Collected data entries
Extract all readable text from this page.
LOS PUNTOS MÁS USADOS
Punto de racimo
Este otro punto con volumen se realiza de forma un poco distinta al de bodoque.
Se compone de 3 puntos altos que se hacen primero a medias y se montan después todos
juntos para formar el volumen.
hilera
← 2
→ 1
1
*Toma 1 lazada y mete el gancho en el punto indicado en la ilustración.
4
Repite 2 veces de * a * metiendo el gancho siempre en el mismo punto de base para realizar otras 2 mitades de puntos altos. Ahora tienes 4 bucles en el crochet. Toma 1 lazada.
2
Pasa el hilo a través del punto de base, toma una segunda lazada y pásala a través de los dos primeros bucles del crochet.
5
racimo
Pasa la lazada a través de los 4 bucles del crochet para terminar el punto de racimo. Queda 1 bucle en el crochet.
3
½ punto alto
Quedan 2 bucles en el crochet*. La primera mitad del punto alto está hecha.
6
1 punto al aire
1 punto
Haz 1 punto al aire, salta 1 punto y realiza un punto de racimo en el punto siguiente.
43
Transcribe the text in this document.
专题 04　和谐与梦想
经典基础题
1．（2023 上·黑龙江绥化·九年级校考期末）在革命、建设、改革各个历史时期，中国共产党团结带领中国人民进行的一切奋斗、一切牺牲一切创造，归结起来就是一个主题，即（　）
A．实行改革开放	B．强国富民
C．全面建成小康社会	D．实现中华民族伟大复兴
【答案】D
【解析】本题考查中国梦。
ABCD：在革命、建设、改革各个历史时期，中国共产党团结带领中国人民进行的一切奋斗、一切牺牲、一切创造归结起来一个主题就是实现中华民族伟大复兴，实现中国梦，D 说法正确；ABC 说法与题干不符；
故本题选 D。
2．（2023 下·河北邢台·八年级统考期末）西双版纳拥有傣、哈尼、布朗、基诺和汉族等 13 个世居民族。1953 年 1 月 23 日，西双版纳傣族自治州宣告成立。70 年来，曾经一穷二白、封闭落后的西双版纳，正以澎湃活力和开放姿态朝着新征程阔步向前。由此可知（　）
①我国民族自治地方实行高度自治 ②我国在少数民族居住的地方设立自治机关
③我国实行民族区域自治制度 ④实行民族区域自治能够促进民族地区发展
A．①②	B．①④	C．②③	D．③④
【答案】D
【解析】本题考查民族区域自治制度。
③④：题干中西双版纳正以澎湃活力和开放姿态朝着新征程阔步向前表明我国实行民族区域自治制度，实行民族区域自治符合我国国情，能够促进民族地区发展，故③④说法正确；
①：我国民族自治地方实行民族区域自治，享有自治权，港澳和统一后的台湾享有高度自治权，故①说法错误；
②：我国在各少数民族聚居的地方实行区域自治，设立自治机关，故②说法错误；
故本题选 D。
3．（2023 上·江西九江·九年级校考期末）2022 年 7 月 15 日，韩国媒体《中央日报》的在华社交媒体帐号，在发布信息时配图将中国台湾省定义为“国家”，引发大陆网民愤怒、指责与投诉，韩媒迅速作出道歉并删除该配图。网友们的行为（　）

» Given request: Reproduce each line of the material containing the word "this".

» The response:
Extract all readable text from this page.
Transcribe the text in this document.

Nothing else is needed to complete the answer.